**WRITTEN REQUEST**
Check each line of the listing, and copy it if it contains the word "組織暴力團의".

**INPUT FOR THIS TASK**
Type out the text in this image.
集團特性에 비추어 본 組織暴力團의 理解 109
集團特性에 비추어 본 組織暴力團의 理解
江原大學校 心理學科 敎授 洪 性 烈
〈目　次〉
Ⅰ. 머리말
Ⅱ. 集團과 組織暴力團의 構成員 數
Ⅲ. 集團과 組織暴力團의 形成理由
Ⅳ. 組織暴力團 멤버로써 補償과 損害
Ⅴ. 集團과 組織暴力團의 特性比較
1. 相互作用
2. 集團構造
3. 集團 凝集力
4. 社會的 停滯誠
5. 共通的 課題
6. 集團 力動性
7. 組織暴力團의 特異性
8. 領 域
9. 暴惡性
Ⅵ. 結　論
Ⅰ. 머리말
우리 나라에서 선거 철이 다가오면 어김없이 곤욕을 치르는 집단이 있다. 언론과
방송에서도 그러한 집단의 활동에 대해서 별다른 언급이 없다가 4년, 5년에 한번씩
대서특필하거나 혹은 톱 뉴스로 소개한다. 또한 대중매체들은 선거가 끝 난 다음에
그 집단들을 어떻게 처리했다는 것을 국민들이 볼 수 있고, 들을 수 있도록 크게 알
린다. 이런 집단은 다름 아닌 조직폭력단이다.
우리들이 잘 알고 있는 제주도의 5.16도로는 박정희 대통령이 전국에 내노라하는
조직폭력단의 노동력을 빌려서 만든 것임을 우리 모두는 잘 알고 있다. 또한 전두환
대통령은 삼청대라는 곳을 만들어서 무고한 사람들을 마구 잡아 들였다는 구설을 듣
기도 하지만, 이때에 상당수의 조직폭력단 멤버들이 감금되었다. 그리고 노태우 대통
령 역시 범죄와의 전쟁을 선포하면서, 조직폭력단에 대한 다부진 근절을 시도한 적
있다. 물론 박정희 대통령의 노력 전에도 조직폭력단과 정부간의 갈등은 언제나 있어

**RESPONSE TO THE EXERCISE**
集團特性에 비추어 본 組織暴力團의 理解 109
集團特性에 비추어 본 組織暴力團의 理解
Ⅱ. 集團과 組織暴力團의 構成員 數
Ⅲ. 集團과 組織暴力團의 形成理由
Ⅴ. 集團과 組織暴力團의 特性比較
7. 組織暴力團의 特異性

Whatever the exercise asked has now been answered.